What is needed:
Would you return all of this data exactly, leaving nothing out?

***** Provided data

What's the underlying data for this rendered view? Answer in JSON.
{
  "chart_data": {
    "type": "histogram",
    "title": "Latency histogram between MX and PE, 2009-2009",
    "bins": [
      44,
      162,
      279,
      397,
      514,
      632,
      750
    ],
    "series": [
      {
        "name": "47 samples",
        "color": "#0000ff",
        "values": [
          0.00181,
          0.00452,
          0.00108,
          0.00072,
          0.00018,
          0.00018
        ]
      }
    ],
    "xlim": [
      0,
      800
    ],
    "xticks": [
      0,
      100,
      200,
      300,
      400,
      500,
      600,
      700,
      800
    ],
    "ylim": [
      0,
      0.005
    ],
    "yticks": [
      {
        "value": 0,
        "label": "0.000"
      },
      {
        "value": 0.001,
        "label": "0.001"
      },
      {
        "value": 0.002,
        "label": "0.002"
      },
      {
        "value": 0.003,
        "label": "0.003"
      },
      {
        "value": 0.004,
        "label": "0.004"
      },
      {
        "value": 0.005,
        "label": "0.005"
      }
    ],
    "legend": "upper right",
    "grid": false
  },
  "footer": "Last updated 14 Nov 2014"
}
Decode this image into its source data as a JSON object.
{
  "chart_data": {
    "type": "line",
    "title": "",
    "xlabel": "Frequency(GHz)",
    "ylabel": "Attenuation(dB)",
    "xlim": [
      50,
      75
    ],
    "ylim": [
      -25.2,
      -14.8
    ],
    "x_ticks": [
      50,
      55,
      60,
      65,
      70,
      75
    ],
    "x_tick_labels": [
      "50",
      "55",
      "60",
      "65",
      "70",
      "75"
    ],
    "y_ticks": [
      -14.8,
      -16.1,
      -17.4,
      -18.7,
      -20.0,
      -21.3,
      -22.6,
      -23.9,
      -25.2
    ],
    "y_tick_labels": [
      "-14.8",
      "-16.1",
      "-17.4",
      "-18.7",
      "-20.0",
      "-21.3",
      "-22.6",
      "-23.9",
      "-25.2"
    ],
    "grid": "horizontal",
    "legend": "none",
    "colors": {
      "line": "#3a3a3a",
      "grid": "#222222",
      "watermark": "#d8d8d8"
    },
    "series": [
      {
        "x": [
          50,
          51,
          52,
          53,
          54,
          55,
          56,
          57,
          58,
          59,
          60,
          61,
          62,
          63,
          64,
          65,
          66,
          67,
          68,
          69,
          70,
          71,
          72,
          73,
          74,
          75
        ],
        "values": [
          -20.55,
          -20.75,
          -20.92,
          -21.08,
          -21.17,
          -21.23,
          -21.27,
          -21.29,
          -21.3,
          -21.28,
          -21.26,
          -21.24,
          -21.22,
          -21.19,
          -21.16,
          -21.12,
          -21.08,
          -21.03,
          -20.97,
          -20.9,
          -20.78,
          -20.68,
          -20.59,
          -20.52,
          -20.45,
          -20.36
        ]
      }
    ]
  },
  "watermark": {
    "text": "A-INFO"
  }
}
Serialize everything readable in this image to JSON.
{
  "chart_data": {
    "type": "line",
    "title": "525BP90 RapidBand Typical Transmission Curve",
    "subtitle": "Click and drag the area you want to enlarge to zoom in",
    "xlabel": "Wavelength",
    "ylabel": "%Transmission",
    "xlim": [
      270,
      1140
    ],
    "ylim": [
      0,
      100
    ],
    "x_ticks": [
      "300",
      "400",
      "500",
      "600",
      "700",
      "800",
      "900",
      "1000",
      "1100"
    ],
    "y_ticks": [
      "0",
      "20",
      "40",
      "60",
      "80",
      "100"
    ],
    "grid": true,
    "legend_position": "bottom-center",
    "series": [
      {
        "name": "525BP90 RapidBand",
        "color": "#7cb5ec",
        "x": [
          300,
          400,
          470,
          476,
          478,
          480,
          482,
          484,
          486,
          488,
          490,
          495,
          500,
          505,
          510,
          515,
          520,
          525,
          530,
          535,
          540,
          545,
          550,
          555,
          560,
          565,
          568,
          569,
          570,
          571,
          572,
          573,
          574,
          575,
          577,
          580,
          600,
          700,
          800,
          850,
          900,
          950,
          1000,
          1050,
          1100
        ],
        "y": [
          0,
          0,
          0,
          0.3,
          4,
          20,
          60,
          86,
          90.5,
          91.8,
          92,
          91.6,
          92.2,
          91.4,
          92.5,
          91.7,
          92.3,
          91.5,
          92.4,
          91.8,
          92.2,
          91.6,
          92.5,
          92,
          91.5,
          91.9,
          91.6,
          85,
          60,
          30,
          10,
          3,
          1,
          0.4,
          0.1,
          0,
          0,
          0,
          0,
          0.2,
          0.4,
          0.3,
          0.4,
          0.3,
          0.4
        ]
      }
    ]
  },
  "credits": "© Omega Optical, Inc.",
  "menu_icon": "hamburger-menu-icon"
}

**********

Written solution:
What's the underlying data for this rendered view? Answer in JSON.
{
  "chart_data": {
    "type": "histogram",
    "title": "Latency histogram between MX and PE, 2009-2009",
    "bins": [
      44,
      162,
      279,
      397,
      514,
      632,
      750
    ],
    "series": [
      {
        "name": "47 samples",
        "color": "#0000ff",
        "values": [
          0.00181,
          0.00452,
          0.00108,
          0.00072,
          0.00018,
          0.00018
        ]
      }
    ],
    "xlim": [
      0,
      800
    ],
    "xticks": [
      0,
      100,
      200,
      300,
      400,
      500,
      600,
      700,
      800
    ],
    "ylim": [
      0,
      0.005
    ],
    "yticks": [
      {
        "value": 0,
        "label": "0.000"
      },
      {
        "value": 0.001,
        "label": "0.001"
      },
      {
        "value": 0.002,
        "label": "0.002"
      },
      {
        "value": 0.003,
        "label": "0.003"
      },
      {
        "value": 0.004,
        "label": "0.004"
      },
      {
        "value": 0.005,
        "label": "0.005"
      }
    ],
    "legend": "upper right",
    "grid": false
  },
  "footer": "Last updated 14 Nov 2014"
}
Decode this image into its source data as a JSON object.
{
  "chart_data": {
    "type": "line",
    "title": "",
    "xlabel": "Frequency(GHz)",
    "ylabel": "Attenuation(dB)",
    "xlim": [
      50,
      75
    ],
    "ylim": [
      -25.2,
      -14.8
    ],
    "x_ticks": [
      50,
      55,
      60,
      65,
      70,
      75
    ],
    "x_tick_labels": [
      "50",
      "55",
      "60",
      "65",
      "70",
      "75"
    ],
    "y_ticks": [
      -14.8,
      -16.1,
      -17.4,
      -18.7,
      -20.0,
      -21.3,
      -22.6,
      -23.9,
      -25.2
    ],
    "y_tick_labels": [
      "-14.8",
      "-16.1",
      "-17.4",
      "-18.7",
      "-20.0",
      "-21.3",
      "-22.6",
      "-23.9",
      "-25.2"
    ],
    "grid": "horizontal",
    "legend": "none",
    "colors": {
      "line": "#3a3a3a",
      "grid": "#222222",
      "watermark": "#d8d8d8"
    },
    "series": [
      {
        "x": [
          50,
          51,
          52,
          53,
          54,
          55,
          56,
          57,
          58,
          59,
          60,
          61,
          62,
          63,
          64,
          65,
          66,
          67,
          68,
          69,
          70,
          71,
          72,
          73,
          74,
          75
        ],
        "values": [
          -20.55,
          -20.75,
          -20.92,
          -21.08,
          -21.17,
          -21.23,
          -21.27,
          -21.29,
          -21.3,
          -21.28,
          -21.26,
          -21.24,
          -21.22,
          -21.19,
          -21.16,
          -21.12,
          -21.08,
          -21.03,
          -20.97,
          -20.9,
          -20.78,
          -20.68,
          -20.59,
          -20.52,
          -20.45,
          -20.36
        ]
      }
    ]
  },
  "watermark": {
    "text": "A-INFO"
  }
}
Serialize everything readable in this image to JSON.
{
  "chart_data": {
    "type": "line",
    "title": "525BP90 RapidBand Typical Transmission Curve",
    "subtitle": "Click and drag the area you want to enlarge to zoom in",
    "xlabel": "Wavelength",
    "ylabel": "%Transmission",
    "xlim": [
      270,
      1140
    ],
    "ylim": [
      0,
      100
    ],
    "x_ticks": [
      "300",
      "400",
      "500",
      "600",
      "700",
      "800",
      "900",
      "1000",
      "1100"
    ],
    "y_ticks": [
      "0",
      "20",
      "40",
      "60",
      "80",
      "100"
    ],
    "grid": true,
    "legend_position": "bottom-center",
    "series": [
      {
        "name": "525BP90 RapidBand",
        "color": "#7cb5ec",
        "x": [
          300,
          400,
          470,
          476,
          478,
          480,
          482,
          484,
          486,
          488,
          490,
          495,
          500,
          505,
          510,
          515,
          520,
          525,
          530,
          535,
          540,
          545,
          550,
          555,
          560,
          565,
          568,
          569,
          570,
          571,
          572,
          573,
          574,
          575,
          577,
          580,
          600,
          700,
          800,
          850,
          900,
          950,
          1000,
          1050,
          1100
        ],
        "y": [
          0,
          0,
          0,
          0.3,
          4,
          20,
          60,
          86,
          90.5,
          91.8,
          92,
          91.6,
          92.2,
          91.4,
          92.5,
          91.7,
          92.3,
          91.5,
          92.4,
          91.8,
          92.2,
          91.6,
          92.5,
          92,
          91.5,
          91.9,
          91.6,
          85,
          60,
          30,
          10,
          3,
          1,
          0.4,
          0.1,
          0,
          0,
          0,
          0,
          0.2,
          0.4,
          0.3,
          0.4,
          0.3,
          0.4
        ]
      }
    ]
  },
  "credits": "© Omega Optical, Inc.",
  "menu_icon": "hamburger-menu-icon"
}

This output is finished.